--- START DATA FOR THE TASK ---

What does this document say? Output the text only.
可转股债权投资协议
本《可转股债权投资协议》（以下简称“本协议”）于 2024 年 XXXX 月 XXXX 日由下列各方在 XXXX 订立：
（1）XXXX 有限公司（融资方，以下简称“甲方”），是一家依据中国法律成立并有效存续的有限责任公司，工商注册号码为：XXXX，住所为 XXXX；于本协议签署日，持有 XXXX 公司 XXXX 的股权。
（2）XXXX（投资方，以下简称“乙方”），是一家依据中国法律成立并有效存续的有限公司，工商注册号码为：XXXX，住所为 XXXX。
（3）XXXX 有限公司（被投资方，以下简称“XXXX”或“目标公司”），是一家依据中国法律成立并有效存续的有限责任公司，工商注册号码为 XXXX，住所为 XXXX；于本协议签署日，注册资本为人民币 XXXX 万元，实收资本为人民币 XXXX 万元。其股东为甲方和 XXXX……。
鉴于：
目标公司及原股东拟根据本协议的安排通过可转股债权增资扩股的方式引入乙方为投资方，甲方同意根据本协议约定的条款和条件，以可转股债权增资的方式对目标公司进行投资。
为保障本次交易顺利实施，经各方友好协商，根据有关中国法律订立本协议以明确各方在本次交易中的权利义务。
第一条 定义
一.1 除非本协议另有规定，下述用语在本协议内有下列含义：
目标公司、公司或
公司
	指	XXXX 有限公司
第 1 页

--- END DATA FOR THE TASK ---

▸ GIVEN PROBLEM:
Write out all the records above again, exactly as they stand.

▸ OUTPUT:
What does this document say? Output the text only.
可转股债权投资协议
本《可转股债权投资协议》（以下简称“本协议”）于 2024 年 XXXX 月 XXXX 日由下列各方在 XXXX 订立：
（1）XXXX 有限公司（融资方，以下简称“甲方”），是一家依据中国法律成立并有效存续的有限责任公司，工商注册号码为：XXXX，住所为 XXXX；于本协议签署日，持有 XXXX 公司 XXXX 的股权。
（2）XXXX（投资方，以下简称“乙方”），是一家依据中国法律成立并有效存续的有限公司，工商注册号码为：XXXX，住所为 XXXX。
（3）XXXX 有限公司（被投资方，以下简称“XXXX”或“目标公司”），是一家依据中国法律成立并有效存续的有限责任公司，工商注册号码为 XXXX，住所为 XXXX；于本协议签署日，注册资本为人民币 XXXX 万元，实收资本为人民币 XXXX 万元。其股东为甲方和 XXXX……。
鉴于：
目标公司及原股东拟根据本协议的安排通过可转股债权增资扩股的方式引入乙方为投资方，甲方同意根据本协议约定的条款和条件，以可转股债权增资的方式对目标公司进行投资。
为保障本次交易顺利实施，经各方友好协商，根据有关中国法律订立本协议以明确各方在本次交易中的权利义务。
第一条 定义
一.1 除非本协议另有规定，下述用语在本协议内有下列含义：
目标公司、公司或
公司
	指	XXXX 有限公司
第 1 页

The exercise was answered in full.